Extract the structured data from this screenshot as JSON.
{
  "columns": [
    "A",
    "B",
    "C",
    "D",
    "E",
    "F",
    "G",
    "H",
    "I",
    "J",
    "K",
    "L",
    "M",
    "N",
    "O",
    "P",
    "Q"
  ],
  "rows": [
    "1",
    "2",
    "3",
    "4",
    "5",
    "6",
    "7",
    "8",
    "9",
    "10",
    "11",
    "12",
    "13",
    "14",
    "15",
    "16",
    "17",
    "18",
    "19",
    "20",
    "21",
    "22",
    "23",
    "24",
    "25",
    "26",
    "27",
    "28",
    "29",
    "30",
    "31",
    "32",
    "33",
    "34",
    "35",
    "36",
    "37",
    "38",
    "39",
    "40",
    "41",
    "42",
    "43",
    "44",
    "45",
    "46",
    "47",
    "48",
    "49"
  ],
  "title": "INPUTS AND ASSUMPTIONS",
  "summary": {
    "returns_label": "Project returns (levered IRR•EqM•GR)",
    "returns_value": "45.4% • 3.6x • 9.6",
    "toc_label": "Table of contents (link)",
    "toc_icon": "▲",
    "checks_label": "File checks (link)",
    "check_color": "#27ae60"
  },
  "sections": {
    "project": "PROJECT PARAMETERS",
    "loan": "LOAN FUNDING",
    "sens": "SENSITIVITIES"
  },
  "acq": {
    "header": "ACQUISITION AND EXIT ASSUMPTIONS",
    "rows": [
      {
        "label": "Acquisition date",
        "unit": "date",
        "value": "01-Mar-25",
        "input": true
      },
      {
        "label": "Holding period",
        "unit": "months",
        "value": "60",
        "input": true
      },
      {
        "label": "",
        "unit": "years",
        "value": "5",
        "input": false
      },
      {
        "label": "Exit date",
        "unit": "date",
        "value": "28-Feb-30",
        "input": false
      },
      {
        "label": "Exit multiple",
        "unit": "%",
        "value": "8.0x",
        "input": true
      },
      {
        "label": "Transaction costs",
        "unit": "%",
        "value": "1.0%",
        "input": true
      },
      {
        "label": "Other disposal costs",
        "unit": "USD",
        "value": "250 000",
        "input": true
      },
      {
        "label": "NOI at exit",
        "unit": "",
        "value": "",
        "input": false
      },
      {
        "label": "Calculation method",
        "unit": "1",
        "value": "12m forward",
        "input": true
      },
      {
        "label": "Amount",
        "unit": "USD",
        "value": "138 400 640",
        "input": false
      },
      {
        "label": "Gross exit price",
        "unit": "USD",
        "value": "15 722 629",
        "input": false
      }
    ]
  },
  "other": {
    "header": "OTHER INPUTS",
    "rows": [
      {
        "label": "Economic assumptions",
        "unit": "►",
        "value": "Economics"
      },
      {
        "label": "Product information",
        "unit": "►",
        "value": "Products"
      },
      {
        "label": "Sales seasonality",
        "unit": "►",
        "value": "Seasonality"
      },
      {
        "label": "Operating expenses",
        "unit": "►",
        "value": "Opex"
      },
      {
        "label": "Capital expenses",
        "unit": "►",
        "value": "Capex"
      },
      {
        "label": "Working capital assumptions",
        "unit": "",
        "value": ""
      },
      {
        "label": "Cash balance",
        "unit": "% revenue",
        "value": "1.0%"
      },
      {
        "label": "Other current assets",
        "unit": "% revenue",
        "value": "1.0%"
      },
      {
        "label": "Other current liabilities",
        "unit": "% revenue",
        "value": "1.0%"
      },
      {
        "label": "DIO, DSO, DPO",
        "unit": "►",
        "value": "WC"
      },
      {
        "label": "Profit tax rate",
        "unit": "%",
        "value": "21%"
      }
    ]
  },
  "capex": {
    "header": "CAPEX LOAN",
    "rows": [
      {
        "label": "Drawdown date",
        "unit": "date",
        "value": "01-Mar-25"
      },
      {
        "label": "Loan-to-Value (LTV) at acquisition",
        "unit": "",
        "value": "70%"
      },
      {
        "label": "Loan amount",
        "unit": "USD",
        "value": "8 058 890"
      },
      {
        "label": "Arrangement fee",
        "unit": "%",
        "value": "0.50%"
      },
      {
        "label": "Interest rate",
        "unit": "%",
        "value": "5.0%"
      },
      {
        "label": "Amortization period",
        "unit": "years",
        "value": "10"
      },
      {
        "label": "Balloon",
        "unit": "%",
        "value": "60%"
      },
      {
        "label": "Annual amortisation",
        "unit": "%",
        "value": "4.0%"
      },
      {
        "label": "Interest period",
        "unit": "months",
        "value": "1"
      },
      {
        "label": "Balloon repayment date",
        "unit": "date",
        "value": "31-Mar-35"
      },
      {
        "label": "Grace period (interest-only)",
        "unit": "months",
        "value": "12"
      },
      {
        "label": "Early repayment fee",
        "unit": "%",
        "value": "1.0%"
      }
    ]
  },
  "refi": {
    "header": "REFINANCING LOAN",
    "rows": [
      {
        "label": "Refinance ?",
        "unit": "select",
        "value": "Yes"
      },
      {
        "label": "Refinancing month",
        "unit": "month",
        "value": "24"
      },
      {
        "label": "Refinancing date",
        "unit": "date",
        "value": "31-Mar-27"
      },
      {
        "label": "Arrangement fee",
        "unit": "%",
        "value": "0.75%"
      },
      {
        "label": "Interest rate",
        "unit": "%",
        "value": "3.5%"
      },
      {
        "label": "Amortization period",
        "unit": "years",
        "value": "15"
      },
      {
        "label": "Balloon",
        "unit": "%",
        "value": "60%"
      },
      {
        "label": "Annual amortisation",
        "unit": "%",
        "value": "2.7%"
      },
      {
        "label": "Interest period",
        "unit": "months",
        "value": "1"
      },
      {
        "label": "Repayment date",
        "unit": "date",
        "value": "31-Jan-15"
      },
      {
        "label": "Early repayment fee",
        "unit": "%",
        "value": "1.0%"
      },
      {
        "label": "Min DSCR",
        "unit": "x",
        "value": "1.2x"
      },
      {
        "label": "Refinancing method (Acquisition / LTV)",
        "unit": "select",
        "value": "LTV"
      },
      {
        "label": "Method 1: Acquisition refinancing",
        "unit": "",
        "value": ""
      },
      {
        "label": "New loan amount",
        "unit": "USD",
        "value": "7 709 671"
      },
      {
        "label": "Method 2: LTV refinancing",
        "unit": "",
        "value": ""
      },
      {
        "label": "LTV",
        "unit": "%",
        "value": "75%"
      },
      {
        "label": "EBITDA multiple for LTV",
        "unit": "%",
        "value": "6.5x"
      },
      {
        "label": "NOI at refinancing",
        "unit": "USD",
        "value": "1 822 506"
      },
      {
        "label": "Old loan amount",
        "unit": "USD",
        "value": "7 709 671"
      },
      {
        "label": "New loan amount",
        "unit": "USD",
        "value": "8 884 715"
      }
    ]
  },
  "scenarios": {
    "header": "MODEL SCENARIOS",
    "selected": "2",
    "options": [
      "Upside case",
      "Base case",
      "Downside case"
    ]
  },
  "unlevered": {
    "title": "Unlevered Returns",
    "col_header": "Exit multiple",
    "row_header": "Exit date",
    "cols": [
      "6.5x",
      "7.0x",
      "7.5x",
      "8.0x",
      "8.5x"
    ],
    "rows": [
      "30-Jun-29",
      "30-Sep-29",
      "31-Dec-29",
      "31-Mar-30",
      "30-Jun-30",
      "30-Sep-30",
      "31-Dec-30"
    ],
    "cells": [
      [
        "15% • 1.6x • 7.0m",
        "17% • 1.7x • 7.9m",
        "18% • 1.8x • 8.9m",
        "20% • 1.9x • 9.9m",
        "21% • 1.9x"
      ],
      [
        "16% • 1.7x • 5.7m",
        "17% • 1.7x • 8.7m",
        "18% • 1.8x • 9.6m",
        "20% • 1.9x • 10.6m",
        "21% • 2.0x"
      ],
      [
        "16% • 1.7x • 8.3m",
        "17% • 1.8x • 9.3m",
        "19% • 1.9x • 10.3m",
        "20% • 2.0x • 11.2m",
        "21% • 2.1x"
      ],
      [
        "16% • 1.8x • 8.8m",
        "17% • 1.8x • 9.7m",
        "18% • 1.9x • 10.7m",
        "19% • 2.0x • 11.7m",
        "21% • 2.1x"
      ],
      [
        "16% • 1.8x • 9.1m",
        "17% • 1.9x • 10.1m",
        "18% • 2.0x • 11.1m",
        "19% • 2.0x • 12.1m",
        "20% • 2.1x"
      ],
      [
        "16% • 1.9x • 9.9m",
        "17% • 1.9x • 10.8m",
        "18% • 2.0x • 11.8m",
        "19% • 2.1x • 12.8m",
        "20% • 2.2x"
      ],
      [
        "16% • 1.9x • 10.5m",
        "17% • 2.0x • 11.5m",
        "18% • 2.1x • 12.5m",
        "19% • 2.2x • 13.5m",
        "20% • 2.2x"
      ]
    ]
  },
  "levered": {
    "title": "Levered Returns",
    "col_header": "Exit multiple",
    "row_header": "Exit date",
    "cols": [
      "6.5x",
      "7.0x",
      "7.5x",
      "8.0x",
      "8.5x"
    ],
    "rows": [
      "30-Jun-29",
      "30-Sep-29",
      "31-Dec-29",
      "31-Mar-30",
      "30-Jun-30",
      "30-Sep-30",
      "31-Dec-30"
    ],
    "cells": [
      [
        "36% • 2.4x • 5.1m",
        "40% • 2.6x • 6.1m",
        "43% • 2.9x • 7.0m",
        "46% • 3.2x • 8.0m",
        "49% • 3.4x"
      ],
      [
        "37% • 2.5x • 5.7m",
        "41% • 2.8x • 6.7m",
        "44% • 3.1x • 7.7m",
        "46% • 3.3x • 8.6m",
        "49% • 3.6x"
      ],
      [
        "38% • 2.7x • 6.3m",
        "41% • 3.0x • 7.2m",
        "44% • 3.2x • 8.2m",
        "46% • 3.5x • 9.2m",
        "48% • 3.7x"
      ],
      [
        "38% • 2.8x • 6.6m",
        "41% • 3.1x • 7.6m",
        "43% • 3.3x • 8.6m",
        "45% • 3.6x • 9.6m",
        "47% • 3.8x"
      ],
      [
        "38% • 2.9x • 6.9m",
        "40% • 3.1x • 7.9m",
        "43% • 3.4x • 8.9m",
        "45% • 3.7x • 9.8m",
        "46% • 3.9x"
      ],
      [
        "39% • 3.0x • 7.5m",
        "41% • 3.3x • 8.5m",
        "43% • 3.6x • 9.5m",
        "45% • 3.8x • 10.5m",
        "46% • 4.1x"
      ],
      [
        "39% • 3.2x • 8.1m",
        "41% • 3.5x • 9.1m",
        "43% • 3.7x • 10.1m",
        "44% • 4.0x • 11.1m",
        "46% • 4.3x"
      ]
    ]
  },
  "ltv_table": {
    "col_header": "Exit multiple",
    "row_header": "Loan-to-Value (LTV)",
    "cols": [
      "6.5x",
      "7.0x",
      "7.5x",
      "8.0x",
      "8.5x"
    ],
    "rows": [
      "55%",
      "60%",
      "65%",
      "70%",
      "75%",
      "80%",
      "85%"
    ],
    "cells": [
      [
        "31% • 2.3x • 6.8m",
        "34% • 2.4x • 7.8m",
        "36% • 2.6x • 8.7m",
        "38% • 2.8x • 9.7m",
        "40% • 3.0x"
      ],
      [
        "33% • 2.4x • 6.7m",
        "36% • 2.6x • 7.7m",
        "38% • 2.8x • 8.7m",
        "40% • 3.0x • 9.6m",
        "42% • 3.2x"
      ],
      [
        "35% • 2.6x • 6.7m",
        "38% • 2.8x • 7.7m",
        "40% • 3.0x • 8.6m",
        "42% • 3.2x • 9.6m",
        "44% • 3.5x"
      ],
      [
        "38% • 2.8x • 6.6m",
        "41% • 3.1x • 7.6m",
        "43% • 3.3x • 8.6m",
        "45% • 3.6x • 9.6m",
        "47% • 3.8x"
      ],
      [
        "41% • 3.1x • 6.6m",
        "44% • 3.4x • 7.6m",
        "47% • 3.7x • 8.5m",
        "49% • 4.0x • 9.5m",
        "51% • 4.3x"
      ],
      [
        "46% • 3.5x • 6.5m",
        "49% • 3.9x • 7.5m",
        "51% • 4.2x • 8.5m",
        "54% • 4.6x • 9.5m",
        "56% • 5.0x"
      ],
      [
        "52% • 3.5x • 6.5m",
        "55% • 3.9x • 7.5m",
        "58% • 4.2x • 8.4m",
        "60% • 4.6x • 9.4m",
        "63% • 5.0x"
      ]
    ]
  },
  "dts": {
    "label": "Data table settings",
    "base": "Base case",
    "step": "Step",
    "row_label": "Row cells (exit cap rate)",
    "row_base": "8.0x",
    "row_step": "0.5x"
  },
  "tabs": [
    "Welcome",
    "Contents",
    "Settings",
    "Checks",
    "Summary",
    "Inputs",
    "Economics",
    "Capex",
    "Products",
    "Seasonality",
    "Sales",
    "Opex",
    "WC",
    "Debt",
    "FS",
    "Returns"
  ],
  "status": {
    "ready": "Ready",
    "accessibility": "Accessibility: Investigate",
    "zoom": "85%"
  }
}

----------------

Work to be completed | Select every line in the records above that contains the word "costs".

Exercise output |
        "label": "Transaction costs",
        "label": "Other disposal costs",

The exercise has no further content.